[Source data]
★ ★ ★ ★
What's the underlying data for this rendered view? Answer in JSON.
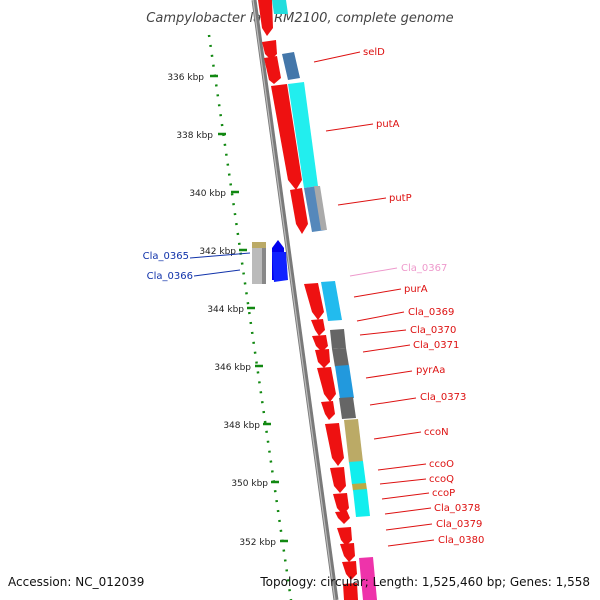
{
  "title": "Campylobacter lari RM2100, complete genome",
  "footer": {
    "accession": "Accession: NC_012039",
    "summary": "Topology: circular; Length: 1,525,460 bp; Genes: 1,558"
  },
  "ticks": [
    "336 kbp",
    "338 kbp",
    "340 kbp",
    "342 kbp",
    "344 kbp",
    "346 kbp",
    "348 kbp",
    "350 kbp",
    "352 kbp"
  ],
  "genes_right": [
    {
      "name": "selD",
      "color": "#dd1111"
    },
    {
      "name": "putA",
      "color": "#dd1111"
    },
    {
      "name": "putP",
      "color": "#dd1111"
    },
    {
      "name": "Cla_0367",
      "color": "#ee99cc"
    },
    {
      "name": "purA",
      "color": "#dd1111"
    },
    {
      "name": "Cla_0369",
      "color": "#dd1111"
    },
    {
      "name": "Cla_0370",
      "color": "#dd1111"
    },
    {
      "name": "Cla_0371",
      "color": "#dd1111"
    },
    {
      "name": "pyrAa",
      "color": "#dd1111"
    },
    {
      "name": "Cla_0373",
      "color": "#dd1111"
    },
    {
      "name": "ccoN",
      "color": "#dd1111"
    },
    {
      "name": "ccoO",
      "color": "#dd1111"
    },
    {
      "name": "ccoQ",
      "color": "#dd1111"
    },
    {
      "name": "ccoP",
      "color": "#dd1111"
    },
    {
      "name": "Cla_0378",
      "color": "#dd1111"
    },
    {
      "name": "Cla_0379",
      "color": "#dd1111"
    },
    {
      "name": "Cla_0380",
      "color": "#dd1111"
    }
  ],
  "genes_left": [
    {
      "name": "Cla_0365",
      "color": "#1133aa"
    },
    {
      "name": "Cla_0366",
      "color": "#1133aa"
    }
  ],
  "colors": {
    "forward_cds": "#ee1111",
    "reverse_cds": "#0000dd",
    "backbone": "#888888",
    "tick": "#118811"
  }
}
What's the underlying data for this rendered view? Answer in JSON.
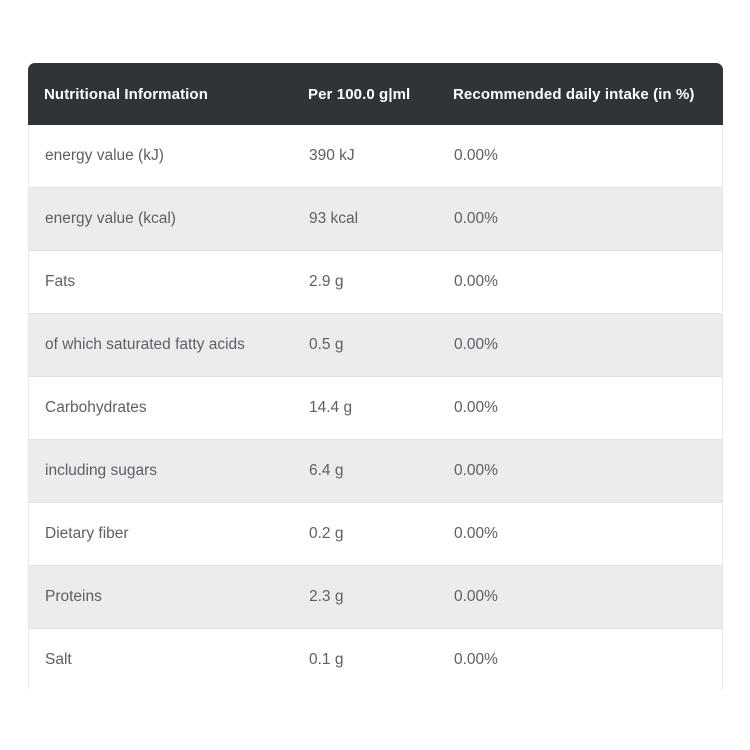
{
  "table": {
    "columns": [
      {
        "label": "Nutritional Information"
      },
      {
        "label": "Per 100.0 g|ml"
      },
      {
        "label": "Recommended daily intake (in %)"
      }
    ],
    "rows": [
      {
        "name": "energy value (kJ)",
        "amount": "390 kJ",
        "daily_intake": "0.00%"
      },
      {
        "name": "energy value (kcal)",
        "amount": "93 kcal",
        "daily_intake": "0.00%"
      },
      {
        "name": "Fats",
        "amount": "2.9 g",
        "daily_intake": "0.00%"
      },
      {
        "name": "of which saturated fatty acids",
        "amount": "0.5 g",
        "daily_intake": "0.00%"
      },
      {
        "name": "Carbohydrates",
        "amount": "14.4 g",
        "daily_intake": "0.00%"
      },
      {
        "name": "including sugars",
        "amount": "6.4 g",
        "daily_intake": "0.00%"
      },
      {
        "name": "Dietary fiber",
        "amount": "0.2 g",
        "daily_intake": "0.00%"
      },
      {
        "name": "Proteins",
        "amount": "2.3 g",
        "daily_intake": "0.00%"
      },
      {
        "name": "Salt",
        "amount": "0.1 g",
        "daily_intake": "0.00%"
      }
    ],
    "colors": {
      "header_bg": "#2f3438",
      "header_text": "#ffffff",
      "row_bg": "#ffffff",
      "row_alt_bg": "#ececec",
      "row_text": "#5c6066",
      "row_border": "#e4e4e4",
      "side_border": "#e7ebee"
    }
  }
}
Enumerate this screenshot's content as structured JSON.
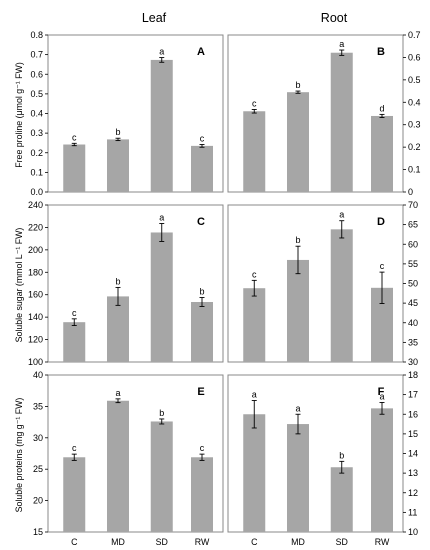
{
  "column_titles": [
    "Leaf",
    "Root"
  ],
  "row_ylabels": [
    "Free proline (μmol g⁻¹ FW)",
    "Soluble sugar (mmol L⁻¹ FW)",
    "Soluble proteins  (mg g⁻¹ FW)"
  ],
  "categories": [
    "C",
    "MD",
    "SD",
    "RW"
  ],
  "colors": {
    "bar": "#a6a6a6",
    "frame": "#888888",
    "text": "#000000"
  },
  "chart_data": [
    {
      "type": "bar",
      "panel": "A",
      "tissue": "Leaf",
      "categories": [
        "C",
        "MD",
        "SD",
        "RW"
      ],
      "values": [
        0.242,
        0.268,
        0.673,
        0.235
      ],
      "errors": [
        0.006,
        0.006,
        0.012,
        0.007
      ],
      "letters": [
        "c",
        "b",
        "a",
        "c"
      ],
      "ylim": [
        0,
        0.8
      ],
      "yticks": [
        "0.0",
        "0.1",
        "0.2",
        "0.3",
        "0.4",
        "0.5",
        "0.6",
        "0.7",
        "0.8"
      ],
      "ylabel": "Free proline (μmol g⁻¹ FW)",
      "axis_side": "left"
    },
    {
      "type": "bar",
      "panel": "B",
      "tissue": "Root",
      "categories": [
        "C",
        "MD",
        "SD",
        "RW"
      ],
      "values": [
        0.36,
        0.445,
        0.621,
        0.339
      ],
      "errors": [
        0.008,
        0.005,
        0.012,
        0.007
      ],
      "letters": [
        "c",
        "b",
        "a",
        "d"
      ],
      "ylim": [
        0,
        0.7
      ],
      "yticks": [
        "0",
        "0.1",
        "0.2",
        "0.3",
        "0.4",
        "0.5",
        "0.6",
        "0.7"
      ],
      "axis_side": "right"
    },
    {
      "type": "bar",
      "panel": "C",
      "tissue": "Leaf",
      "categories": [
        "C",
        "MD",
        "SD",
        "RW"
      ],
      "values": [
        135.5,
        158.5,
        215.5,
        153.5
      ],
      "errors": [
        3,
        8,
        8,
        4
      ],
      "letters": [
        "c",
        "b",
        "a",
        "b"
      ],
      "ylim": [
        100,
        240
      ],
      "yticks": [
        "100",
        "120",
        "140",
        "160",
        "180",
        "200",
        "220",
        "240"
      ],
      "ylabel": "Soluble sugar (mmol L⁻¹ FW)",
      "axis_side": "left"
    },
    {
      "type": "bar",
      "panel": "D",
      "tissue": "Root",
      "categories": [
        "C",
        "MD",
        "SD",
        "RW"
      ],
      "values": [
        48.8,
        56,
        63.8,
        48.9
      ],
      "errors": [
        2,
        3.5,
        2.2,
        4
      ],
      "letters": [
        "c",
        "b",
        "a",
        "c"
      ],
      "ylim": [
        30,
        70
      ],
      "yticks": [
        "30",
        "35",
        "40",
        "45",
        "50",
        "55",
        "60",
        "65",
        "70"
      ],
      "axis_side": "right"
    },
    {
      "type": "bar",
      "panel": "E",
      "tissue": "Leaf",
      "categories": [
        "C",
        "MD",
        "SD",
        "RW"
      ],
      "values": [
        26.9,
        35.9,
        32.6,
        26.9
      ],
      "errors": [
        0.5,
        0.3,
        0.4,
        0.5
      ],
      "letters": [
        "c",
        "a",
        "b",
        "c"
      ],
      "ylim": [
        15,
        40
      ],
      "yticks": [
        "15",
        "20",
        "25",
        "30",
        "35",
        "40"
      ],
      "ylabel": "Soluble proteins  (mg g⁻¹ FW)",
      "axis_side": "left"
    },
    {
      "type": "bar",
      "panel": "F",
      "tissue": "Root",
      "categories": [
        "C",
        "MD",
        "SD",
        "RW"
      ],
      "values": [
        16.0,
        15.5,
        13.3,
        16.3
      ],
      "errors": [
        0.7,
        0.5,
        0.3,
        0.3
      ],
      "letters": [
        "a",
        "a",
        "b",
        "a"
      ],
      "ylim": [
        10,
        18
      ],
      "yticks": [
        "10",
        "11",
        "12",
        "13",
        "14",
        "15",
        "16",
        "17",
        "18"
      ],
      "axis_side": "right"
    }
  ]
}
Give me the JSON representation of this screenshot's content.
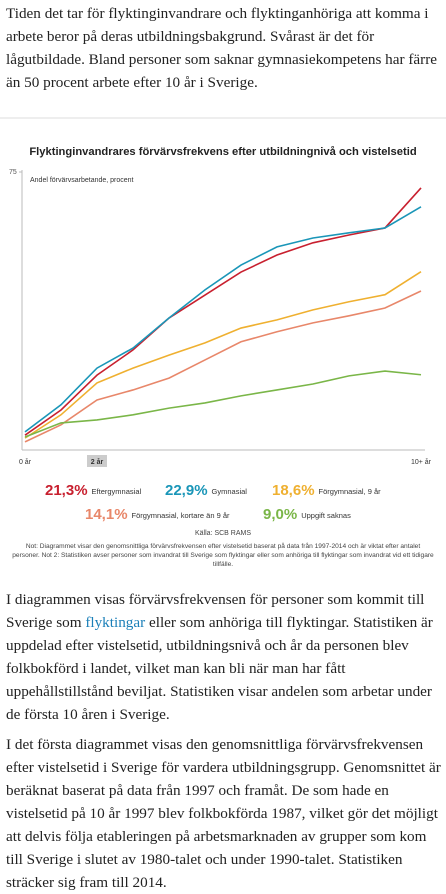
{
  "intro": "Tiden det tar för flyktinginvandrare och flyktinganhöriga att komma i arbete beror på deras utbildningsbakgrund. Svårast är det för lågutbildade. Bland personer som saknar gymnasiekompetens har färre än 50 procent arbete efter 10 år i Sverige.",
  "chart_data": {
    "type": "line",
    "title": "Flyktinginvandrares förvärvsfrekvens efter utbildningnivå och vistelsetid",
    "y_label": "Andel förvärvsarbetande, procent",
    "categories": [
      "0 år",
      null,
      "2 år",
      null,
      null,
      null,
      null,
      null,
      null,
      null,
      null,
      "10+ år"
    ],
    "highlight_category": 2,
    "ylim": [
      0,
      75
    ],
    "yticks": [
      75
    ],
    "series": [
      {
        "name": "Eftergymnasial",
        "color": "#c8202f",
        "share": 21.3,
        "share_label": "21,3%",
        "values": [
          4,
          10.8,
          20.2,
          27,
          35.6,
          41.8,
          48,
          52.6,
          55.9,
          58,
          59.9,
          70.7
        ]
      },
      {
        "name": "Gymnasial",
        "color": "#1a96b8",
        "share": 22.9,
        "share_label": "22,9%",
        "values": [
          4.9,
          12.2,
          22.1,
          27.5,
          35.6,
          43.2,
          49.9,
          54.8,
          57.2,
          58.6,
          59.9,
          65.6
        ]
      },
      {
        "name": "Förgymnasial, 9 år",
        "color": "#efb030",
        "share": 18.6,
        "share_label": "18,6%",
        "values": [
          3.2,
          9.5,
          18.1,
          22.1,
          25.6,
          28.9,
          32.9,
          35.1,
          37.8,
          40,
          41.9,
          48.1
        ]
      },
      {
        "name": "Förgymnasial, kortare än 9 år",
        "color": "#e8876a",
        "share": 14.1,
        "share_label": "14,1%",
        "values": [
          2.2,
          6.8,
          13.5,
          16.2,
          19.4,
          24.3,
          29.2,
          31.9,
          34.3,
          36.2,
          38.3,
          42.9
        ]
      },
      {
        "name": "Uppgift saknas",
        "color": "#7ab648",
        "share": 9.0,
        "share_label": "9,0%",
        "values": [
          3.5,
          7.3,
          8.1,
          9.5,
          11.3,
          12.7,
          14.6,
          16.2,
          17.8,
          20,
          21.3,
          20.3
        ]
      }
    ],
    "source": "Källa: SCB RAMS",
    "note": "Not: Diagrammet visar den genomsnittliga förvärvsfrekvensen efter vistelsetid baserat på data från 1997-2014 och är viktat efter antalet personer. Not 2: Statistiken avser personer som invandrat till Sverige som flyktingar eller som anhöriga till flyktingar som invandrat vid ett tidigare tillfälle."
  },
  "body": {
    "p1": [
      "I diagrammen visas förvärvsfrekvensen för personer som kommit till Sverige som ",
      "flyktingar",
      " eller som anhöriga till flyktingar. Statistiken är uppdelad efter vistelsetid, utbildningsnivå och år da personen blev folkbokförd i landet, vilket man kan bli när man har fått uppehållstillstånd beviljat. Statistiken visar andelen som arbetar under de första 10 åren i Sverige."
    ],
    "p2": "I det första diagrammet visas den genomsnittliga förvärvsfrekvensen efter vistelsetid i Sverige för vardera utbildningsgrupp. Genomsnittet är beräknat baserat på data från 1997 och framåt. De som hade en vistelsetid på 10 år 1997 blev folkbokförda 1987, vilket gör det möjligt att delvis följa etableringen på arbetsmarknaden av grupper som kom till Sverige i slutet av 1980-talet och under 1990-talet. Statistiken sträcker sig fram till 2014."
  }
}
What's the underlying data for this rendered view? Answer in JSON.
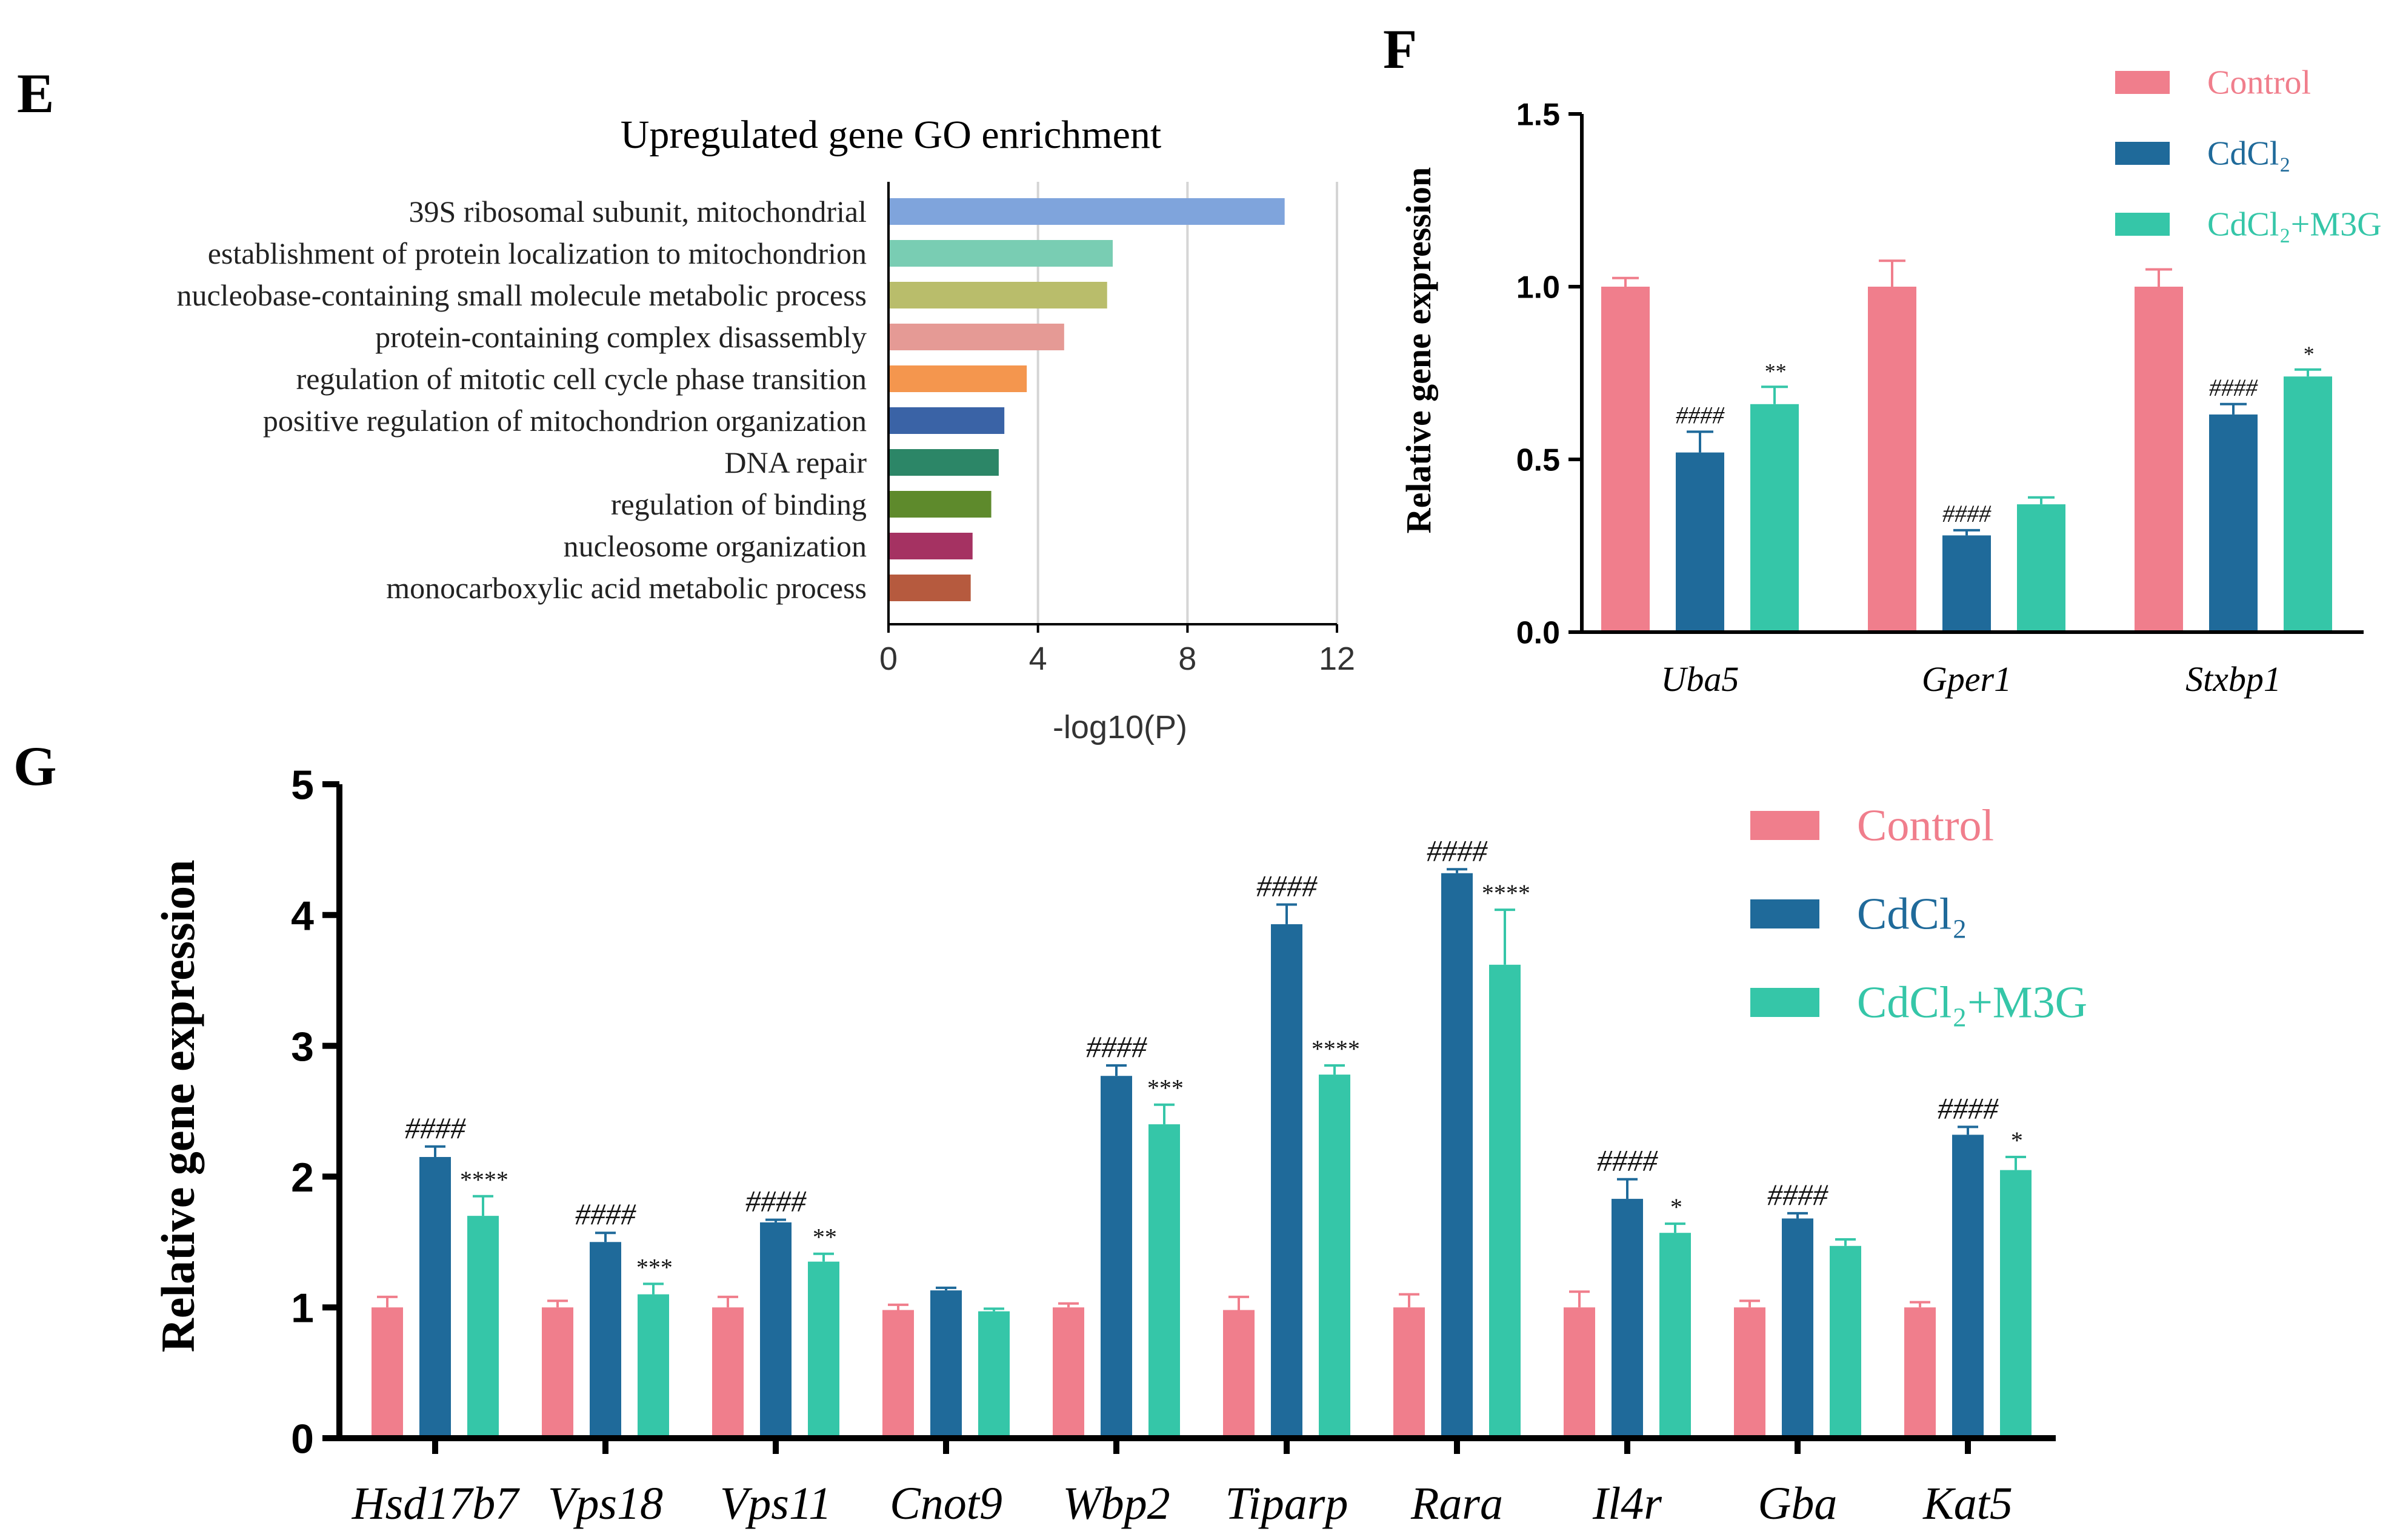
★ ★ ★ ★
- DIRECTIONS FOR THIS TASK -
Total lines holding "Free" in the records: report this figure alone.

- YOUR RESPONSE -
2